Reproduce all of the listing below without alteration.

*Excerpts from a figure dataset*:
◆ ◆ ◆

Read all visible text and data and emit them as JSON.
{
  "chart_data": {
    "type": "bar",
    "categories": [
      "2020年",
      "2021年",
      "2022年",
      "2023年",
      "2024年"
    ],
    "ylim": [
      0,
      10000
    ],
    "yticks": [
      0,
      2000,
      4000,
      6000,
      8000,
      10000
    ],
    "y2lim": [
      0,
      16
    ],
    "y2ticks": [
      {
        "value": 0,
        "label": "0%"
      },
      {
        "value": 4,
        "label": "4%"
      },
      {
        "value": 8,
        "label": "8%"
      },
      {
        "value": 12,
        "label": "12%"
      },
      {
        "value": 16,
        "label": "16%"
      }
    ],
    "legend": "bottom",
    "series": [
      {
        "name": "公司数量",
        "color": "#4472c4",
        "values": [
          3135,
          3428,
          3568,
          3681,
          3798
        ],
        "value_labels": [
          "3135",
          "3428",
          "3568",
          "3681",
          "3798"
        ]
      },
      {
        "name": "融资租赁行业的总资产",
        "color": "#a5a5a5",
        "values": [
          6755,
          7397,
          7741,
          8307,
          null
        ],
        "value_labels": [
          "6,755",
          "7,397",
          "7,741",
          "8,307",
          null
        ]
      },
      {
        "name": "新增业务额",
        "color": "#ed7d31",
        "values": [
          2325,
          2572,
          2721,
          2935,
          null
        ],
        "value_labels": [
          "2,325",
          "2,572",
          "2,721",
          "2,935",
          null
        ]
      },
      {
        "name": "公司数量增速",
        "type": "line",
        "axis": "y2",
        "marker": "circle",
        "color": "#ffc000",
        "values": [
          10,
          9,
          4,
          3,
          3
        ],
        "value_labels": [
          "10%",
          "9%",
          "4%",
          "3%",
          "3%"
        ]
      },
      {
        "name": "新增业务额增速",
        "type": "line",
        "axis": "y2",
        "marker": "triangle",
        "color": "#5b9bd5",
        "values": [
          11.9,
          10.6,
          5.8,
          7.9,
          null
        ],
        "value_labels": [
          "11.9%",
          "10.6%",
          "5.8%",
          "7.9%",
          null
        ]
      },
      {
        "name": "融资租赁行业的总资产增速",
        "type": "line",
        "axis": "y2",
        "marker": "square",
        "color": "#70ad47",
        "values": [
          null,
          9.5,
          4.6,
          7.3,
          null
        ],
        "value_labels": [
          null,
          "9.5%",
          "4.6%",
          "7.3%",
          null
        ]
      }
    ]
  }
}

◆ ◆ ◆

*EXERCISE ANSWER*:
Read all visible text and data and emit them as JSON.
{
  "chart_data": {
    "type": "bar",
    "categories": [
      "2020年",
      "2021年",
      "2022年",
      "2023年",
      "2024年"
    ],
    "ylim": [
      0,
      10000
    ],
    "yticks": [
      0,
      2000,
      4000,
      6000,
      8000,
      10000
    ],
    "y2lim": [
      0,
      16
    ],
    "y2ticks": [
      {
        "value": 0,
        "label": "0%"
      },
      {
        "value": 4,
        "label": "4%"
      },
      {
        "value": 8,
        "label": "8%"
      },
      {
        "value": 12,
        "label": "12%"
      },
      {
        "value": 16,
        "label": "16%"
      }
    ],
    "legend": "bottom",
    "series": [
      {
        "name": "公司数量",
        "color": "#4472c4",
        "values": [
          3135,
          3428,
          3568,
          3681,
          3798
        ],
        "value_labels": [
          "3135",
          "3428",
          "3568",
          "3681",
          "3798"
        ]
      },
      {
        "name": "融资租赁行业的总资产",
        "color": "#a5a5a5",
        "values": [
          6755,
          7397,
          7741,
          8307,
          null
        ],
        "value_labels": [
          "6,755",
          "7,397",
          "7,741",
          "8,307",
          null
        ]
      },
      {
        "name": "新增业务额",
        "color": "#ed7d31",
        "values": [
          2325,
          2572,
          2721,
          2935,
          null
        ],
        "value_labels": [
          "2,325",
          "2,572",
          "2,721",
          "2,935",
          null
        ]
      },
      {
        "name": "公司数量增速",
        "type": "line",
        "axis": "y2",
        "marker": "circle",
        "color": "#ffc000",
        "values": [
          10,
          9,
          4,
          3,
          3
        ],
        "value_labels": [
          "10%",
          "9%",
          "4%",
          "3%",
          "3%"
        ]
      },
      {
        "name": "新增业务额增速",
        "type": "line",
        "axis": "y2",
        "marker": "triangle",
        "color": "#5b9bd5",
        "values": [
          11.9,
          10.6,
          5.8,
          7.9,
          null
        ],
        "value_labels": [
          "11.9%",
          "10.6%",
          "5.8%",
          "7.9%",
          null
        ]
      },
      {
        "name": "融资租赁行业的总资产增速",
        "type": "line",
        "axis": "y2",
        "marker": "square",
        "color": "#70ad47",
        "values": [
          null,
          9.5,
          4.6,
          7.3,
          null
        ],
        "value_labels": [
          null,
          "9.5%",
          "4.6%",
          "7.3%",
          null
        ]
      }
    ]
  }
}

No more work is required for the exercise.